→ **Provided passage**
start

Electronic document signing (also known as eSignature) is the digital equivalent of an ink signature on paper.
Now, electronic document signing is a widely accepted practice, and is becoming common across a variety of business processes, from legal contracts to bank documents to insurance documents and more. Many states are starting to see a large increase in the number of electronic signatures in real estate transactions. They’re being used for buyers to sign off on offers, sign real estate contracts and for mortgage closings. Electronic signatures are a foundational element to moving real estate transactions online.
Real estate agents need to embrace e-signatures as part of the home buying process, as many homebuyers have already become comfortable with the concept and are eager to move cumbersome processes to the digital world. While there are many benefits to using electronic document signing for homebuyers, agents and other parties involved, agents should be prepared to help homebuyers through the shift so that they not only feel comfortable with the online process, but are also aware of the implications of using eSignatures.
Using electronic document signing for mortgage closings and other parts of the home buying experience unlocks a host of benefits:
These benefits are universal for all parties involved, which makes it that much more important for real estate agents to embrace and encourage electronic document signing. Agents will find that they are spending less time sorting through paperwork, less time in real estate closings, and that they are dealing with fewer errors. What’s more, eSignatures improve the flexibility of the process so that scheduling signings when someone is remote doesn’t slow down the closing. Ultimately, it all translates to faster closings.
All of the benefits of electronic document signing — speed, convenience and accessibility — also mean that real estate agents need to educate their homebuyers. In some cases, people take “wet” signatures more seriously, are more inclined to read through documents and better remember the signing process later on.
It is important to remind homebuyers to follow the same due diligence with electronic signatures. Make sure that they realize the importance of the documents they are signing even though it is easy to simply scroll down to the bottom and click “sign.” Remind them that their eSignatures are seen as valid and binding, just like an ink and paper signature.
With these reminders in place, agents can reap the benefits of electronic document signing while avoiding any unnecessary headaches later on. In fact, eSignatures make “later on” much easier, as documents are just a click away.

end

→ **Information supplied**

start

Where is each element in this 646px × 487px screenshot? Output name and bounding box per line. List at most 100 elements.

end
start

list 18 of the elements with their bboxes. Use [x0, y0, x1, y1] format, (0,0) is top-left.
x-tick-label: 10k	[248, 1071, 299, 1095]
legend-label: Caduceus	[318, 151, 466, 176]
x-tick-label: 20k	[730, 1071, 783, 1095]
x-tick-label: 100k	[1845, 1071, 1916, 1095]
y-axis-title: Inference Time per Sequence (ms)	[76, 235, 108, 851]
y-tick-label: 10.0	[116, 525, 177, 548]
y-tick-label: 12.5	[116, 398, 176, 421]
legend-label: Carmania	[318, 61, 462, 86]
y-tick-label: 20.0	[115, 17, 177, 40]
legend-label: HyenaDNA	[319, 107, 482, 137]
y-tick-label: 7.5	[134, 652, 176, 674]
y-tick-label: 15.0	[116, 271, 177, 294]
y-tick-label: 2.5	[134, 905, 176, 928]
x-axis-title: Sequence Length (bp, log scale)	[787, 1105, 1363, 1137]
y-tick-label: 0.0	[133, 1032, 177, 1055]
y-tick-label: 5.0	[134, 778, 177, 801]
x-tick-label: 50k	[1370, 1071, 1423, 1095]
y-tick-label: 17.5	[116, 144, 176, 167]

end

→ **Your task**
Quote word for word the part of the passage on electronic document signing that opens with the words containing "It is important" and closes with "and paper signature.".

→ **Complete answer**
It is important to remind homebuyers to follow the same due diligence with electronic signatures. Make sure that they realize the importance of the documents they are signing even though it is easy to simply scroll down to the bottom and click “sign.” Remind them that their eSignatures are seen as valid and binding, just like an ink and paper signature.